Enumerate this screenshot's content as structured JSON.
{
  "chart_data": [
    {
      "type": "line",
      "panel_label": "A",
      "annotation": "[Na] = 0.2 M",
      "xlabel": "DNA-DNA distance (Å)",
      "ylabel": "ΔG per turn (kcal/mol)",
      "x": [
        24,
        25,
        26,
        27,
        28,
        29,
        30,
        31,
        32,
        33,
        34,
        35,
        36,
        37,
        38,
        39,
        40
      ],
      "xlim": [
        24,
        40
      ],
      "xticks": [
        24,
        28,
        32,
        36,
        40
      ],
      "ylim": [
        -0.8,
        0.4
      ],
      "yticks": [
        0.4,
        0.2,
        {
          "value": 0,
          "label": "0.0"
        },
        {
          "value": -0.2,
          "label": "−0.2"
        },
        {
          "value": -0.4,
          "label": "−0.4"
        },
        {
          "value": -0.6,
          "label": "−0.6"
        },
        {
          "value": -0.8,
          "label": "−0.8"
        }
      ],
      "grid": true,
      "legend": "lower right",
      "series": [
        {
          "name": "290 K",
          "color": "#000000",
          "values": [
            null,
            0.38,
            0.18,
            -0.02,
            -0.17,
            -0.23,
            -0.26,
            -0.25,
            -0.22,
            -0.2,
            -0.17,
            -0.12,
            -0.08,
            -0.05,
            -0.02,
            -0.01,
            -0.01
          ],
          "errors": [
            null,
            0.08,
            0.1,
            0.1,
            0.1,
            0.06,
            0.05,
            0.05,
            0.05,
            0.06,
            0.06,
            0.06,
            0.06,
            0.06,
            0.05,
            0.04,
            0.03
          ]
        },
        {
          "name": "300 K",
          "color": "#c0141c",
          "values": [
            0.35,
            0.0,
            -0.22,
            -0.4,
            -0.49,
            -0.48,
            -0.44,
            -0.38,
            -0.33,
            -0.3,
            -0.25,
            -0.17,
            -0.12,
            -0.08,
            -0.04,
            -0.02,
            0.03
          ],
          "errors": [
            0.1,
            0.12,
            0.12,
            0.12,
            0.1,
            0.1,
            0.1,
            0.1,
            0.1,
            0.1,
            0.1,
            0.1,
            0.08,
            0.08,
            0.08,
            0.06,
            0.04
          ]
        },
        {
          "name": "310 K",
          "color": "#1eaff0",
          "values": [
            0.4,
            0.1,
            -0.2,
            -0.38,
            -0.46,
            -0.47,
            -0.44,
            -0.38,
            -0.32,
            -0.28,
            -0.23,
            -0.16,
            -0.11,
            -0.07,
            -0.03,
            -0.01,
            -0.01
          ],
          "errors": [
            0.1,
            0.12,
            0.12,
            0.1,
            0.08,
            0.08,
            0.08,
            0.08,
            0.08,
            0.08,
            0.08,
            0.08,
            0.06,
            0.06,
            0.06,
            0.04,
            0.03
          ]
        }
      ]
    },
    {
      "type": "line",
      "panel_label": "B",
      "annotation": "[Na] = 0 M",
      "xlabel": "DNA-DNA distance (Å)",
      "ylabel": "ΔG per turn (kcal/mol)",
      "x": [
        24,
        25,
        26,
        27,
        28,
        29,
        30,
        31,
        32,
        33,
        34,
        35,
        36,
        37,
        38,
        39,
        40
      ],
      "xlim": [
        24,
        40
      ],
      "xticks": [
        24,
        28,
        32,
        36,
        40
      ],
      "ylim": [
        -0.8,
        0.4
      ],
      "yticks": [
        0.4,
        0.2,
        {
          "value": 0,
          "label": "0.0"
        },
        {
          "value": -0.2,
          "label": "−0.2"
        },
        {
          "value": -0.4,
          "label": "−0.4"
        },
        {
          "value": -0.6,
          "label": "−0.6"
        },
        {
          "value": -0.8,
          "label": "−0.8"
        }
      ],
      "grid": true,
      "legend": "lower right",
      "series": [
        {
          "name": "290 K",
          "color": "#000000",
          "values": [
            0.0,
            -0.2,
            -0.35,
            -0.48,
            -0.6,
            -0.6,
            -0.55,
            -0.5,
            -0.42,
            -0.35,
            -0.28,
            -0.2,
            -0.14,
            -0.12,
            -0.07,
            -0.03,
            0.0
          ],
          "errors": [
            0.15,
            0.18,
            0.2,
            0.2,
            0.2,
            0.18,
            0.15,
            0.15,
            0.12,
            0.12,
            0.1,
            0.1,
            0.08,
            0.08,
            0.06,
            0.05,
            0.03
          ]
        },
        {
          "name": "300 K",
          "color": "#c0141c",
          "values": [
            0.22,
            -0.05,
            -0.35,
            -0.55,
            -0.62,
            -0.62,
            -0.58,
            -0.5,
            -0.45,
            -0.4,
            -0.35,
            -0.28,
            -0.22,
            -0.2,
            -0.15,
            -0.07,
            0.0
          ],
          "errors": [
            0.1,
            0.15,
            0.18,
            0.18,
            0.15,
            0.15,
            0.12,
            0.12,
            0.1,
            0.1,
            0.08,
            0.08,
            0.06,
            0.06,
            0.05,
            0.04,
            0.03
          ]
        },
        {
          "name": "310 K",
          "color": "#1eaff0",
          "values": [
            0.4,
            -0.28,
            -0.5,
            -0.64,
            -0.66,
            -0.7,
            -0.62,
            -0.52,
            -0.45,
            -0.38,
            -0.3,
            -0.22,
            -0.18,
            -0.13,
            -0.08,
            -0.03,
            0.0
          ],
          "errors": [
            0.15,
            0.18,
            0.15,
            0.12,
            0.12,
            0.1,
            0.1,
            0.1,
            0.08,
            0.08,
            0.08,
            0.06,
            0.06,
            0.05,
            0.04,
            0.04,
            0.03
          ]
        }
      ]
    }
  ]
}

■ ■ ■ ■ ■

> [THE REQUEST] Copy all the lines, exactly.

> [ANSWER FOR THE TASK]
Enumerate this screenshot's content as structured JSON.
{
  "chart_data": [
    {
      "type": "line",
      "panel_label": "A",
      "annotation": "[Na] = 0.2 M",
      "xlabel": "DNA-DNA distance (Å)",
      "ylabel": "ΔG per turn (kcal/mol)",
      "x": [
        24,
        25,
        26,
        27,
        28,
        29,
        30,
        31,
        32,
        33,
        34,
        35,
        36,
        37,
        38,
        39,
        40
      ],
      "xlim": [
        24,
        40
      ],
      "xticks": [
        24,
        28,
        32,
        36,
        40
      ],
      "ylim": [
        -0.8,
        0.4
      ],
      "yticks": [
        0.4,
        0.2,
        {
          "value": 0,
          "label": "0.0"
        },
        {
          "value": -0.2,
          "label": "−0.2"
        },
        {
          "value": -0.4,
          "label": "−0.4"
        },
        {
          "value": -0.6,
          "label": "−0.6"
        },
        {
          "value": -0.8,
          "label": "−0.8"
        }
      ],
      "grid": true,
      "legend": "lower right",
      "series": [
        {
          "name": "290 K",
          "color": "#000000",
          "values": [
            null,
            0.38,
            0.18,
            -0.02,
            -0.17,
            -0.23,
            -0.26,
            -0.25,
            -0.22,
            -0.2,
            -0.17,
            -0.12,
            -0.08,
            -0.05,
            -0.02,
            -0.01,
            -0.01
          ],
          "errors": [
            null,
            0.08,
            0.1,
            0.1,
            0.1,
            0.06,
            0.05,
            0.05,
            0.05,
            0.06,
            0.06,
            0.06,
            0.06,
            0.06,
            0.05,
            0.04,
            0.03
          ]
        },
        {
          "name": "300 K",
          "color": "#c0141c",
          "values": [
            0.35,
            0.0,
            -0.22,
            -0.4,
            -0.49,
            -0.48,
            -0.44,
            -0.38,
            -0.33,
            -0.3,
            -0.25,
            -0.17,
            -0.12,
            -0.08,
            -0.04,
            -0.02,
            0.03
          ],
          "errors": [
            0.1,
            0.12,
            0.12,
            0.12,
            0.1,
            0.1,
            0.1,
            0.1,
            0.1,
            0.1,
            0.1,
            0.1,
            0.08,
            0.08,
            0.08,
            0.06,
            0.04
          ]
        },
        {
          "name": "310 K",
          "color": "#1eaff0",
          "values": [
            0.4,
            0.1,
            -0.2,
            -0.38,
            -0.46,
            -0.47,
            -0.44,
            -0.38,
            -0.32,
            -0.28,
            -0.23,
            -0.16,
            -0.11,
            -0.07,
            -0.03,
            -0.01,
            -0.01
          ],
          "errors": [
            0.1,
            0.12,
            0.12,
            0.1,
            0.08,
            0.08,
            0.08,
            0.08,
            0.08,
            0.08,
            0.08,
            0.08,
            0.06,
            0.06,
            0.06,
            0.04,
            0.03
          ]
        }
      ]
    },
    {
      "type": "line",
      "panel_label": "B",
      "annotation": "[Na] = 0 M",
      "xlabel": "DNA-DNA distance (Å)",
      "ylabel": "ΔG per turn (kcal/mol)",
      "x": [
        24,
        25,
        26,
        27,
        28,
        29,
        30,
        31,
        32,
        33,
        34,
        35,
        36,
        37,
        38,
        39,
        40
      ],
      "xlim": [
        24,
        40
      ],
      "xticks": [
        24,
        28,
        32,
        36,
        40
      ],
      "ylim": [
        -0.8,
        0.4
      ],
      "yticks": [
        0.4,
        0.2,
        {
          "value": 0,
          "label": "0.0"
        },
        {
          "value": -0.2,
          "label": "−0.2"
        },
        {
          "value": -0.4,
          "label": "−0.4"
        },
        {
          "value": -0.6,
          "label": "−0.6"
        },
        {
          "value": -0.8,
          "label": "−0.8"
        }
      ],
      "grid": true,
      "legend": "lower right",
      "series": [
        {
          "name": "290 K",
          "color": "#000000",
          "values": [
            0.0,
            -0.2,
            -0.35,
            -0.48,
            -0.6,
            -0.6,
            -0.55,
            -0.5,
            -0.42,
            -0.35,
            -0.28,
            -0.2,
            -0.14,
            -0.12,
            -0.07,
            -0.03,
            0.0
          ],
          "errors": [
            0.15,
            0.18,
            0.2,
            0.2,
            0.2,
            0.18,
            0.15,
            0.15,
            0.12,
            0.12,
            0.1,
            0.1,
            0.08,
            0.08,
            0.06,
            0.05,
            0.03
          ]
        },
        {
          "name": "300 K",
          "color": "#c0141c",
          "values": [
            0.22,
            -0.05,
            -0.35,
            -0.55,
            -0.62,
            -0.62,
            -0.58,
            -0.5,
            -0.45,
            -0.4,
            -0.35,
            -0.28,
            -0.22,
            -0.2,
            -0.15,
            -0.07,
            0.0
          ],
          "errors": [
            0.1,
            0.15,
            0.18,
            0.18,
            0.15,
            0.15,
            0.12,
            0.12,
            0.1,
            0.1,
            0.08,
            0.08,
            0.06,
            0.06,
            0.05,
            0.04,
            0.03
          ]
        },
        {
          "name": "310 K",
          "color": "#1eaff0",
          "values": [
            0.4,
            -0.28,
            -0.5,
            -0.64,
            -0.66,
            -0.7,
            -0.62,
            -0.52,
            -0.45,
            -0.38,
            -0.3,
            -0.22,
            -0.18,
            -0.13,
            -0.08,
            -0.03,
            0.0
          ],
          "errors": [
            0.15,
            0.18,
            0.15,
            0.12,
            0.12,
            0.1,
            0.1,
            0.1,
            0.08,
            0.08,
            0.08,
            0.06,
            0.06,
            0.05,
            0.04,
            0.04,
            0.03
          ]
        }
      ]
    }
  ]
}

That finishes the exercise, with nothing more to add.